#### DATA LINES:
Begin
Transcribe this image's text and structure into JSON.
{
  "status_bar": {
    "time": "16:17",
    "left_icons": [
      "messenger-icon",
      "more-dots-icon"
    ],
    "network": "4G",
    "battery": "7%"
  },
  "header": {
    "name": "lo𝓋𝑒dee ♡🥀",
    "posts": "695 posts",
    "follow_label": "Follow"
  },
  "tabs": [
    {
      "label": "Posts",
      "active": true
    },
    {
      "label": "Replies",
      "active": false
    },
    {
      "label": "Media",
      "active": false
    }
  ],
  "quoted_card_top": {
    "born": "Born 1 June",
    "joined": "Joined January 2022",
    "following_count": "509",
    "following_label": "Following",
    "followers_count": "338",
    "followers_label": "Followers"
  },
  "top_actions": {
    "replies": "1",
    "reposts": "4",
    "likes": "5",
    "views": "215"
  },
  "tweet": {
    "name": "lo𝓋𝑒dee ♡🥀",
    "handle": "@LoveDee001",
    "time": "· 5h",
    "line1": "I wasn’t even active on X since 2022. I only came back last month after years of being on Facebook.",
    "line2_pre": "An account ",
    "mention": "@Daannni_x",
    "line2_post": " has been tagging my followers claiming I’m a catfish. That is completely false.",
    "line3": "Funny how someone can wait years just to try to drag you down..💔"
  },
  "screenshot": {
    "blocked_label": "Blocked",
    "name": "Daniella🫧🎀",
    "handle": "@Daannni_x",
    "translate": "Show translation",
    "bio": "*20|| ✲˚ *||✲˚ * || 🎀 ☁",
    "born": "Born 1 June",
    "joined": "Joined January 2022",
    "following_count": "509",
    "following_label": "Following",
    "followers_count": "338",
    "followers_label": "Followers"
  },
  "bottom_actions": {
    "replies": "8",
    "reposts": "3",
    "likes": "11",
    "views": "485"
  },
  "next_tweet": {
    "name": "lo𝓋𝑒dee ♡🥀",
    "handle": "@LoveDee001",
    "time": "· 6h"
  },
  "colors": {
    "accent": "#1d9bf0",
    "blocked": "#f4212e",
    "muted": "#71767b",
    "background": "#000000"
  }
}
End
#### REQUIRED TASK:
Transcribe the material above in its entirety. Match it exactly.

#### WRITTEN REPLY:
Transcribe this image's text and structure into JSON.
{
  "status_bar": {
    "time": "16:17",
    "left_icons": [
      "messenger-icon",
      "more-dots-icon"
    ],
    "network": "4G",
    "battery": "7%"
  },
  "header": {
    "name": "lo𝓋𝑒dee ♡🥀",
    "posts": "695 posts",
    "follow_label": "Follow"
  },
  "tabs": [
    {
      "label": "Posts",
      "active": true
    },
    {
      "label": "Replies",
      "active": false
    },
    {
      "label": "Media",
      "active": false
    }
  ],
  "quoted_card_top": {
    "born": "Born 1 June",
    "joined": "Joined January 2022",
    "following_count": "509",
    "following_label": "Following",
    "followers_count": "338",
    "followers_label": "Followers"
  },
  "top_actions": {
    "replies": "1",
    "reposts": "4",
    "likes": "5",
    "views": "215"
  },
  "tweet": {
    "name": "lo𝓋𝑒dee ♡🥀",
    "handle": "@LoveDee001",
    "time": "· 5h",
    "line1": "I wasn’t even active on X since 2022. I only came back last month after years of being on Facebook.",
    "line2_pre": "An account ",
    "mention": "@Daannni_x",
    "line2_post": " has been tagging my followers claiming I’m a catfish. That is completely false.",
    "line3": "Funny how someone can wait years just to try to drag you down..💔"
  },
  "screenshot": {
    "blocked_label": "Blocked",
    "name": "Daniella🫧🎀",
    "handle": "@Daannni_x",
    "translate": "Show translation",
    "bio": "*20|| ✲˚ *||✲˚ * || 🎀 ☁",
    "born": "Born 1 June",
    "joined": "Joined January 2022",
    "following_count": "509",
    "following_label": "Following",
    "followers_count": "338",
    "followers_label": "Followers"
  },
  "bottom_actions": {
    "replies": "8",
    "reposts": "3",
    "likes": "11",
    "views": "485"
  },
  "next_tweet": {
    "name": "lo𝓋𝑒dee ♡🥀",
    "handle": "@LoveDee001",
    "time": "· 6h"
  },
  "colors": {
    "accent": "#1d9bf0",
    "blocked": "#f4212e",
    "muted": "#71767b",
    "background": "#000000"
  }
}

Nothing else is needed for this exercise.